◆ **Task goal**
Return the material word for word. Do not include the pictures.

*** Material for this task ***

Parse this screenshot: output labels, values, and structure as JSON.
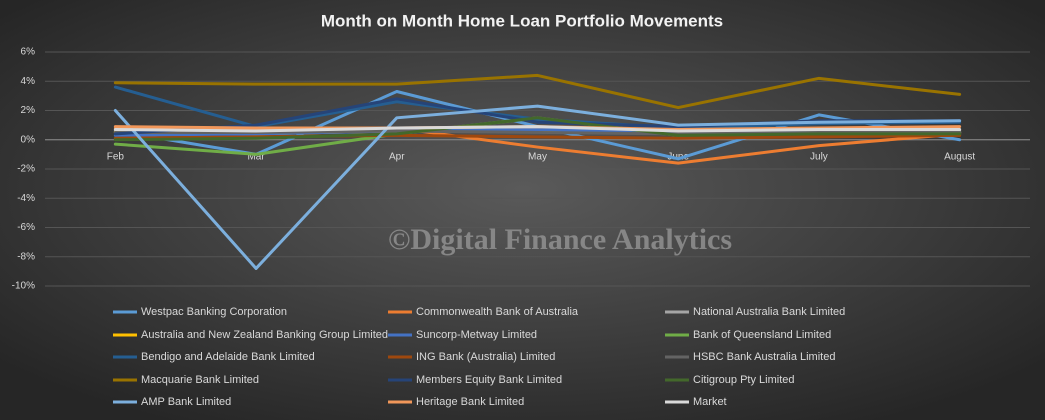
{
  "chart_data": {
    "type": "line",
    "title": "Month on Month Home Loan Portfolio Movements",
    "watermark": "©Digital Finance Analytics",
    "categories": [
      "Feb",
      "Mar",
      "Apr",
      "May",
      "June",
      "July",
      "August"
    ],
    "ylim": [
      -10,
      6
    ],
    "yticks": [
      {
        "value": -10,
        "label": "-10%"
      },
      {
        "value": -8,
        "label": "-8%"
      },
      {
        "value": -6,
        "label": "-6%"
      },
      {
        "value": -4,
        "label": "-4%"
      },
      {
        "value": -2,
        "label": "-2%"
      },
      {
        "value": 0,
        "label": "0%"
      },
      {
        "value": 2,
        "label": "2%"
      },
      {
        "value": 4,
        "label": "4%"
      },
      {
        "value": 6,
        "label": "6%"
      }
    ],
    "grid": true,
    "legend": "bottom",
    "series": [
      {
        "name": "Westpac Banking Corporation",
        "color": "#5b9bd5",
        "values": [
          0.6,
          -1.0,
          3.3,
          0.9,
          -1.3,
          1.7,
          0.0
        ]
      },
      {
        "name": "Commonwealth Bank of Australia",
        "color": "#ed7d31",
        "values": [
          0.8,
          0.7,
          0.8,
          -0.5,
          -1.6,
          -0.4,
          0.4
        ]
      },
      {
        "name": "National Australia Bank Limited",
        "color": "#a5a5a5",
        "values": [
          0.6,
          0.5,
          0.7,
          0.8,
          0.5,
          0.6,
          0.6
        ]
      },
      {
        "name": "Australia and New Zealand Banking Group Limited",
        "color": "#ffc000",
        "values": [
          0.5,
          0.4,
          0.6,
          0.6,
          0.4,
          0.5,
          0.5
        ]
      },
      {
        "name": "Suncorp-Metway Limited",
        "color": "#4472c4",
        "values": [
          0.3,
          0.4,
          0.6,
          0.7,
          0.5,
          0.6,
          0.5
        ]
      },
      {
        "name": "Bank of Queensland Limited",
        "color": "#70ad47",
        "values": [
          -0.3,
          -1.0,
          0.4,
          1.5,
          0.3,
          0.5,
          0.5
        ]
      },
      {
        "name": "Bendigo and Adelaide Bank Limited",
        "color": "#255e91",
        "values": [
          3.6,
          0.9,
          2.6,
          1.4,
          0.8,
          1.1,
          1.2
        ]
      },
      {
        "name": "ING Bank (Australia) Limited",
        "color": "#9e480e",
        "values": [
          0.1,
          0.2,
          0.3,
          0.2,
          0.1,
          0.2,
          0.3
        ]
      },
      {
        "name": "HSBC Bank Australia Limited",
        "color": "#636363",
        "values": [
          0.5,
          0.5,
          0.6,
          0.5,
          0.4,
          0.5,
          0.5
        ]
      },
      {
        "name": "Macquarie Bank Limited",
        "color": "#997300",
        "values": [
          3.9,
          3.8,
          3.8,
          4.4,
          2.2,
          4.2,
          3.1
        ]
      },
      {
        "name": "Members Equity Bank Limited",
        "color": "#264478",
        "values": [
          0.4,
          1.0,
          2.8,
          1.2,
          0.9,
          1.3,
          1.3
        ]
      },
      {
        "name": "Citigroup Pty Limited",
        "color": "#43682b",
        "values": [
          0.0,
          0.1,
          0.4,
          1.5,
          0.3,
          0.4,
          0.4
        ]
      },
      {
        "name": "AMP Bank Limited",
        "color": "#7cafdd",
        "values": [
          2.0,
          -8.8,
          1.5,
          2.3,
          1.0,
          1.2,
          1.3
        ]
      },
      {
        "name": "Heritage Bank Limited",
        "color": "#f1975a",
        "values": [
          0.9,
          0.8,
          0.8,
          0.9,
          0.7,
          0.8,
          0.9
        ]
      },
      {
        "name": "Market",
        "color": "#d9d9d9",
        "values": [
          0.7,
          0.6,
          0.8,
          0.9,
          0.6,
          0.7,
          0.7
        ]
      }
    ]
  }
}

***

◆ **Result below**
Parse this screenshot: output labels, values, and structure as JSON.
{
  "chart_data": {
    "type": "line",
    "title": "Month on Month Home Loan Portfolio Movements",
    "watermark": "©Digital Finance Analytics",
    "categories": [
      "Feb",
      "Mar",
      "Apr",
      "May",
      "June",
      "July",
      "August"
    ],
    "ylim": [
      -10,
      6
    ],
    "yticks": [
      {
        "value": -10,
        "label": "-10%"
      },
      {
        "value": -8,
        "label": "-8%"
      },
      {
        "value": -6,
        "label": "-6%"
      },
      {
        "value": -4,
        "label": "-4%"
      },
      {
        "value": -2,
        "label": "-2%"
      },
      {
        "value": 0,
        "label": "0%"
      },
      {
        "value": 2,
        "label": "2%"
      },
      {
        "value": 4,
        "label": "4%"
      },
      {
        "value": 6,
        "label": "6%"
      }
    ],
    "grid": true,
    "legend": "bottom",
    "series": [
      {
        "name": "Westpac Banking Corporation",
        "color": "#5b9bd5",
        "values": [
          0.6,
          -1.0,
          3.3,
          0.9,
          -1.3,
          1.7,
          0.0
        ]
      },
      {
        "name": "Commonwealth Bank of Australia",
        "color": "#ed7d31",
        "values": [
          0.8,
          0.7,
          0.8,
          -0.5,
          -1.6,
          -0.4,
          0.4
        ]
      },
      {
        "name": "National Australia Bank Limited",
        "color": "#a5a5a5",
        "values": [
          0.6,
          0.5,
          0.7,
          0.8,
          0.5,
          0.6,
          0.6
        ]
      },
      {
        "name": "Australia and New Zealand Banking Group Limited",
        "color": "#ffc000",
        "values": [
          0.5,
          0.4,
          0.6,
          0.6,
          0.4,
          0.5,
          0.5
        ]
      },
      {
        "name": "Suncorp-Metway Limited",
        "color": "#4472c4",
        "values": [
          0.3,
          0.4,
          0.6,
          0.7,
          0.5,
          0.6,
          0.5
        ]
      },
      {
        "name": "Bank of Queensland Limited",
        "color": "#70ad47",
        "values": [
          -0.3,
          -1.0,
          0.4,
          1.5,
          0.3,
          0.5,
          0.5
        ]
      },
      {
        "name": "Bendigo and Adelaide Bank Limited",
        "color": "#255e91",
        "values": [
          3.6,
          0.9,
          2.6,
          1.4,
          0.8,
          1.1,
          1.2
        ]
      },
      {
        "name": "ING Bank (Australia) Limited",
        "color": "#9e480e",
        "values": [
          0.1,
          0.2,
          0.3,
          0.2,
          0.1,
          0.2,
          0.3
        ]
      },
      {
        "name": "HSBC Bank Australia Limited",
        "color": "#636363",
        "values": [
          0.5,
          0.5,
          0.6,
          0.5,
          0.4,
          0.5,
          0.5
        ]
      },
      {
        "name": "Macquarie Bank Limited",
        "color": "#997300",
        "values": [
          3.9,
          3.8,
          3.8,
          4.4,
          2.2,
          4.2,
          3.1
        ]
      },
      {
        "name": "Members Equity Bank Limited",
        "color": "#264478",
        "values": [
          0.4,
          1.0,
          2.8,
          1.2,
          0.9,
          1.3,
          1.3
        ]
      },
      {
        "name": "Citigroup Pty Limited",
        "color": "#43682b",
        "values": [
          0.0,
          0.1,
          0.4,
          1.5,
          0.3,
          0.4,
          0.4
        ]
      },
      {
        "name": "AMP Bank Limited",
        "color": "#7cafdd",
        "values": [
          2.0,
          -8.8,
          1.5,
          2.3,
          1.0,
          1.2,
          1.3
        ]
      },
      {
        "name": "Heritage Bank Limited",
        "color": "#f1975a",
        "values": [
          0.9,
          0.8,
          0.8,
          0.9,
          0.7,
          0.8,
          0.9
        ]
      },
      {
        "name": "Market",
        "color": "#d9d9d9",
        "values": [
          0.7,
          0.6,
          0.8,
          0.9,
          0.6,
          0.7,
          0.7
        ]
      }
    ]
  }
}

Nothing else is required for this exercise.